Problem to solve ->
Restate the data word for word and leave the images out.

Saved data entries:
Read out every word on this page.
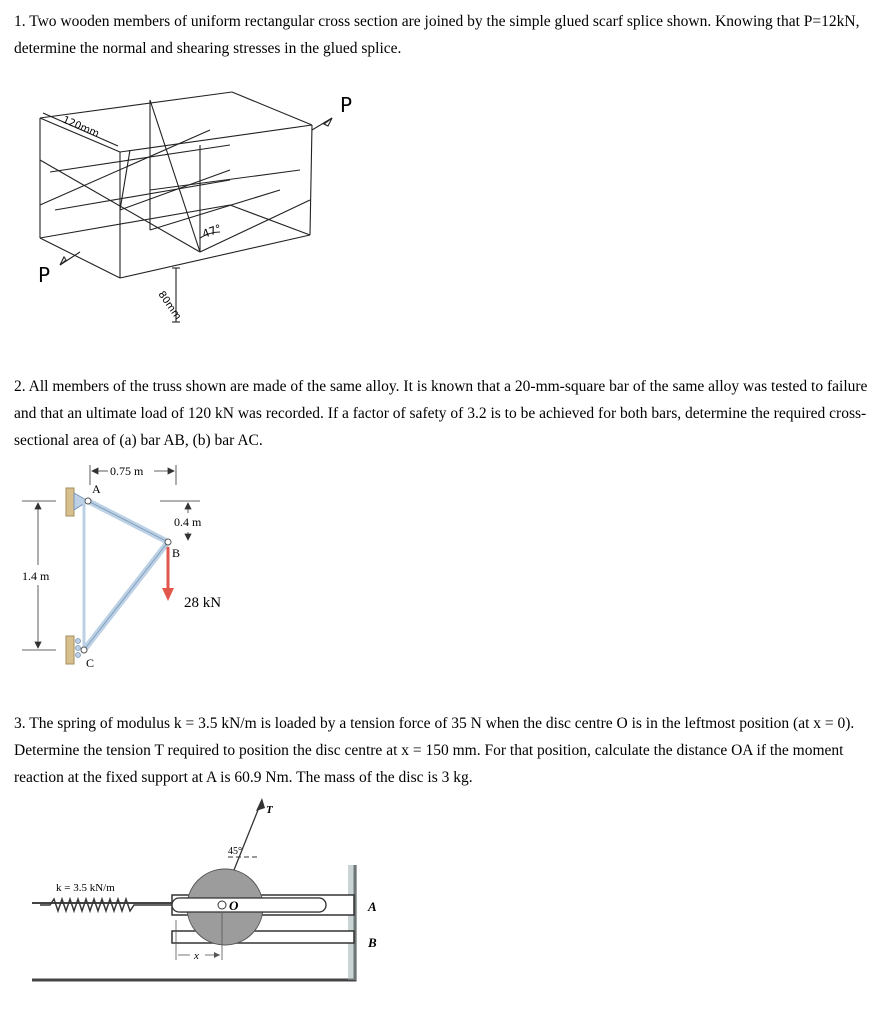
1. Two wooden members of uniform rectangular cross section are joined by the simple glued scarf splice shown. Knowing that P=12kN, determine the normal and shearing stresses in the glued splice.

P
P
120mm
80mm
47°

2. All members of the truss shown are made of the same alloy. It is known that a 20-mm-square bar of the same alloy was tested to failure and that an ultimate load of 120 kN was recorded. If a factor of safety of 3.2 is to be achieved for both bars, determine the required cross-sectional area of (a) bar AB, (b) bar AC.

0.75 m
0.4 m
1.4 m
28 kN
A
B
C

3. The spring of modulus k = 3.5 kN/m is loaded by a tension force of 35 N when the disc centre O is in the leftmost position (at x = 0). Determine the tension T required to position the disc centre at x = 150 mm. For that position, calculate the distance OA if the moment reaction at the fixed support at A is 60.9 Nm. The mass of the disc is 3 kg.

k = 3.5 kN/m
T
45°
O	A
B
x
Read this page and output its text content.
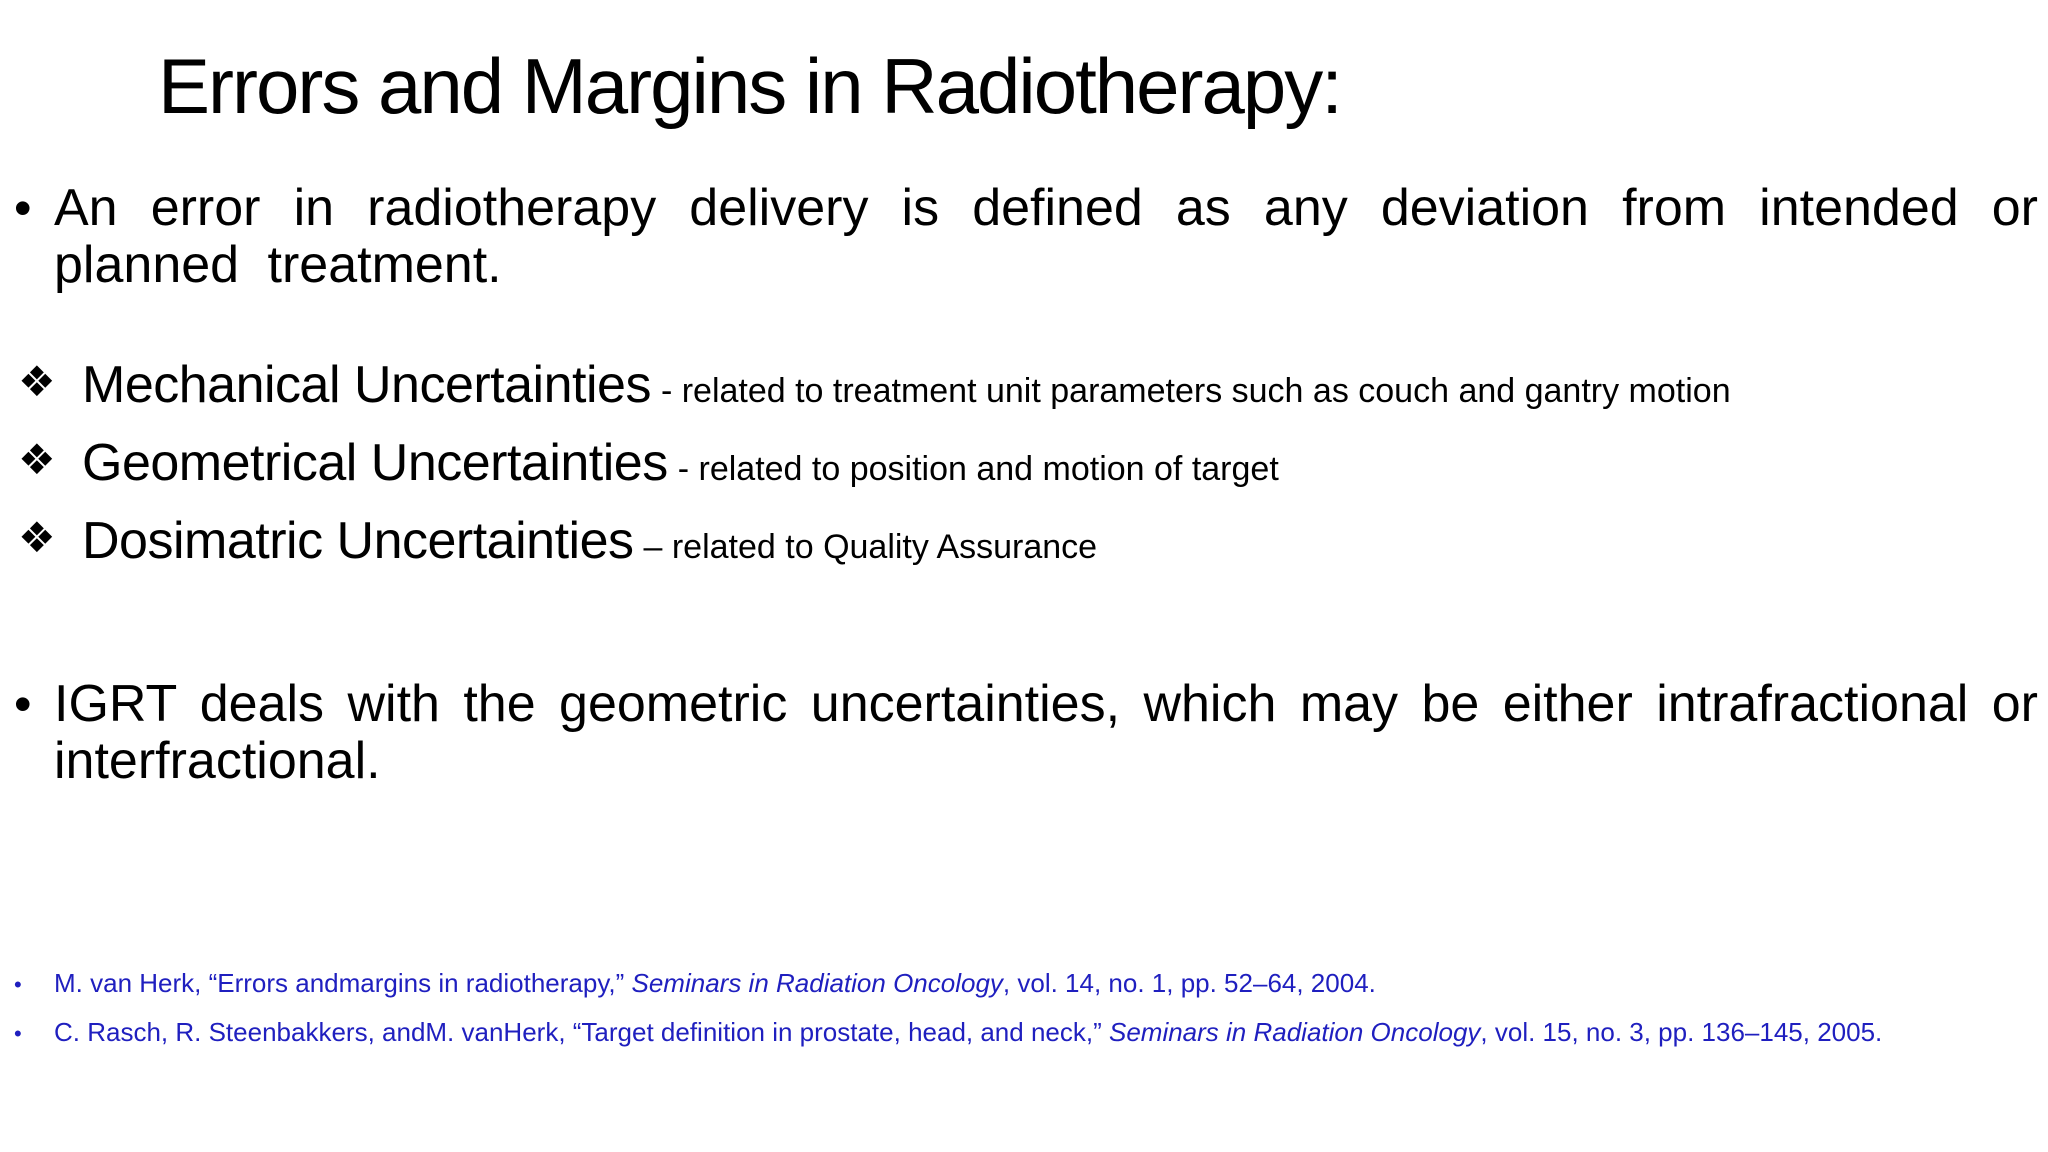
Errors and Margins in Radiotherapy:
• An error in radiotherapy delivery is defined as any deviation from intended or planned treatment.
❖ Mechanical Uncertainties - related to treatment unit parameters such as couch and gantry motion
❖ Geometrical Uncertainties - related to position and motion of target
❖ Dosimatric Uncertainties – related to Quality Assurance
• IGRT deals with the geometric uncertainties, which may be either intrafractional or interfractional.
•	M. van Herk, “Errors andmargins in radiotherapy,” Seminars in Radiation Oncology, vol. 14, no. 1, pp. 52–64, 2004.
•	C. Rasch, R. Steenbakkers, andM. vanHerk, “Target definition in prostate, head, and neck,” Seminars in Radiation Oncology, vol. 15, no. 3, pp. 136–145, 2005.
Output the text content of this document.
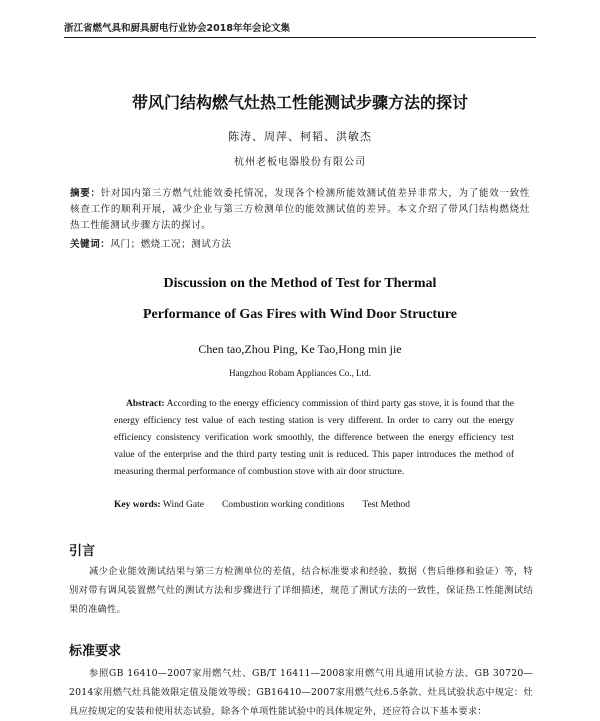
浙江省燃气具和厨具厨电行业协会2018年年会论文集
带风门结构燃气灶热工性能测试步骤方法的探讨
陈涛、周萍、柯韬、洪敏杰
杭州老板电器股份有限公司
摘要：针对国内第三方燃气灶能效委托情况，发现各个检测所能效测试值差异非常大，为了能效一致性核查工作的顺利开展，减少企业与第三方检测单位的能效测试值的差异。本文介绍了带风门结构燃烧灶热工性能测试步骤方法的探讨。
关键词：风门；燃烧工况；测试方法
Discussion on the Method of Test for Thermal
Performance of Gas Fires with Wind Door Structure
Chen tao,Zhou Ping, Ke Tao,Hong min jie
Hangzhou Robam Appliances Co., Ltd.
Abstract: According to the energy efficiency commission of third party gas stove, it is found that the energy efficiency test value of each testing station is very different. In order to carry out the energy efficiency consistency verification work smoothly, the difference between the energy efficiency test value of the enterprise and the third party testing unit is reduced. This paper introduces the method of measuring thermal performance of combustion stove with air door structure.
Key words: Wind Gate Combustion working conditions Test Method
引言

减少企业能效测试结果与第三方检测单位的差值，结合标准要求和经验、数据（售后维修和验证）等，特别对带有调风装置燃气灶的测试方法和步骤进行了详细描述，规范了测试方法的一致性，保证热工性能测试结果的准确性。

标准要求

参照GB 16410—2007家用燃气灶、GB/T 16411—2008家用燃气用具通用试验方法、GB 30720—2014家用燃气灶具能效限定值及能效等级；GB16410—2007家用燃气灶6.5条款、灶具试验状态中规定：灶具应按规定的安装和使用状态试验，除各个单项性能试验中的具体规定外，还应符合以下基本要求：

Response ->
Read out every word on this page.
1. Two wooden members of uniform rectangular cross section are joined by the simple glued scarf splice shown. Knowing that P=12kN, determine the normal and shearing stresses in the glued splice.

P
P
120mm
80mm
47°

2. All members of the truss shown are made of the same alloy. It is known that a 20-mm-square bar of the same alloy was tested to failure and that an ultimate load of 120 kN was recorded. If a factor of safety of 3.2 is to be achieved for both bars, determine the required cross-sectional area of (a) bar AB, (b) bar AC.

0.75 m
0.4 m
1.4 m
28 kN
A
B
C

3. The spring of modulus k = 3.5 kN/m is loaded by a tension force of 35 N when the disc centre O is in the leftmost position (at x = 0). Determine the tension T required to position the disc centre at x = 150 mm. For that position, calculate the distance OA if the moment reaction at the fixed support at A is 60.9 Nm. The mass of the disc is 3 kg.

k = 3.5 kN/m
T
45°
O	A
B
x
Read this page and output its text content.
Errors and Margins in Radiotherapy:
• An error in radiotherapy delivery is defined as any deviation from intended or planned treatment.
❖ Mechanical Uncertainties - related to treatment unit parameters such as couch and gantry motion
❖ Geometrical Uncertainties - related to position and motion of target
❖ Dosimatric Uncertainties – related to Quality Assurance
• IGRT deals with the geometric uncertainties, which may be either intrafractional or interfractional.
•	M. van Herk, “Errors andmargins in radiotherapy,” Seminars in Radiation Oncology, vol. 14, no. 1, pp. 52–64, 2004.
•	C. Rasch, R. Steenbakkers, andM. vanHerk, “Target definition in prostate, head, and neck,” Seminars in Radiation Oncology, vol. 15, no. 3, pp. 136–145, 2005.
Output the text content of this document.
浙江省燃气具和厨具厨电行业协会2018年年会论文集
带风门结构燃气灶热工性能测试步骤方法的探讨
陈涛、周萍、柯韬、洪敏杰
杭州老板电器股份有限公司
摘要：针对国内第三方燃气灶能效委托情况，发现各个检测所能效测试值差异非常大，为了能效一致性核查工作的顺利开展，减少企业与第三方检测单位的能效测试值的差异。本文介绍了带风门结构燃烧灶热工性能测试步骤方法的探讨。
关键词：风门；燃烧工况；测试方法
Discussion on the Method of Test for Thermal
Performance of Gas Fires with Wind Door Structure
Chen tao,Zhou Ping, Ke Tao,Hong min jie
Hangzhou Robam Appliances Co., Ltd.
Abstract: According to the energy efficiency commission of third party gas stove, it is found that the energy efficiency test value of each testing station is very different. In order to carry out the energy efficiency consistency verification work smoothly, the difference between the energy efficiency test value of the enterprise and the third party testing unit is reduced. This paper introduces the method of measuring thermal performance of combustion stove with air door structure.
Key words: Wind Gate Combustion working conditions Test Method
引言

减少企业能效测试结果与第三方检测单位的差值，结合标准要求和经验、数据（售后维修和验证）等，特别对带有调风装置燃气灶的测试方法和步骤进行了详细描述，规范了测试方法的一致性，保证热工性能测试结果的准确性。

标准要求

参照GB 16410—2007家用燃气灶、GB/T 16411—2008家用燃气用具通用试验方法、GB 30720—2014家用燃气灶具能效限定值及能效等级；GB16410—2007家用燃气灶6.5条款、灶具试验状态中规定：灶具应按规定的安装和使用状态试验，除各个单项性能试验中的具体规定外，还应符合以下基本要求：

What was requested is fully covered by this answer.